● **Aim**
Wherever the string "Days" occurs in a line of these records, report that line.

*** Data for this exercise ***

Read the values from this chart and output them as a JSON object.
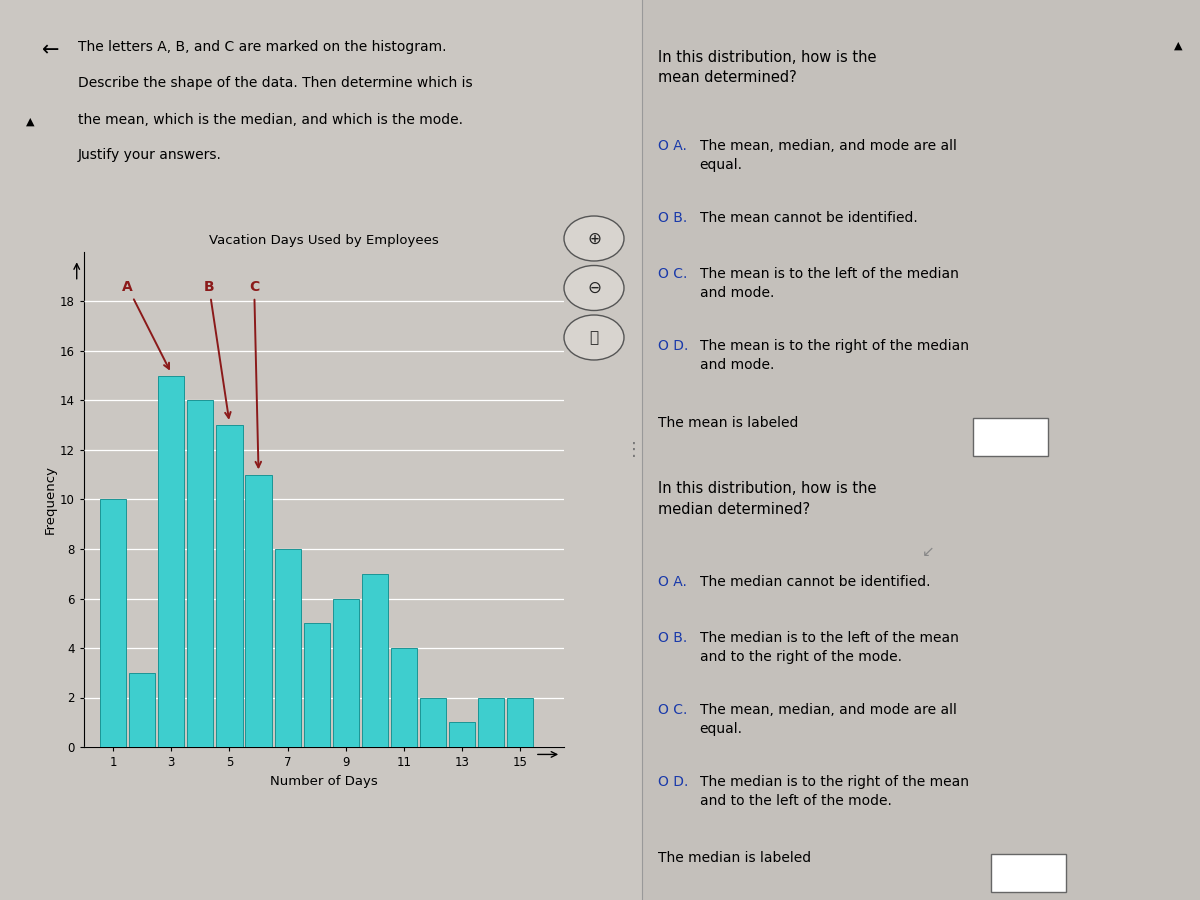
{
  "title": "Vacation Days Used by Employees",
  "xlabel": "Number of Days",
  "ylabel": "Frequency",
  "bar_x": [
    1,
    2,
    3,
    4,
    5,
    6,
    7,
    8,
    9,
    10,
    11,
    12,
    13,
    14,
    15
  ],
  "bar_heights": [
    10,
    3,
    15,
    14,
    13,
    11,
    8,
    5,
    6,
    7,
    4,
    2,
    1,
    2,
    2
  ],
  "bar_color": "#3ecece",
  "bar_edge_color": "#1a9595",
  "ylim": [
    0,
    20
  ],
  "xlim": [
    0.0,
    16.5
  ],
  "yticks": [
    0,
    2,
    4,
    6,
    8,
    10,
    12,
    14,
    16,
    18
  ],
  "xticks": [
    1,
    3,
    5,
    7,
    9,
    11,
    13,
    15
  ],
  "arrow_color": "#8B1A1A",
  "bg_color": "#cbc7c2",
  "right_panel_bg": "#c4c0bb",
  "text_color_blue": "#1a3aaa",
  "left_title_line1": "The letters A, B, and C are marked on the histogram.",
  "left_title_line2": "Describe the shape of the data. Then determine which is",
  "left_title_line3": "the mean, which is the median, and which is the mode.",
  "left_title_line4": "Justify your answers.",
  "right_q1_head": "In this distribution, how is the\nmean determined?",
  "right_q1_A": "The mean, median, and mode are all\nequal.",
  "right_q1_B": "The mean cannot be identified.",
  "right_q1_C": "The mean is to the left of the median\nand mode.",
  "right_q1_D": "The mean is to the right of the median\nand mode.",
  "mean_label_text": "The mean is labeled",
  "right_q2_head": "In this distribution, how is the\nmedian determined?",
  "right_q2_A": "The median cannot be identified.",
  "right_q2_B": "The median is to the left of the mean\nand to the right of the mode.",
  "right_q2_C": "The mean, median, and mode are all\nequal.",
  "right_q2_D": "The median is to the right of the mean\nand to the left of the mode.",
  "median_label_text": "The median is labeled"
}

***

● **Solution**
  "title": "Vacation Days Used by Employees",
  "xlabel": "Number of Days",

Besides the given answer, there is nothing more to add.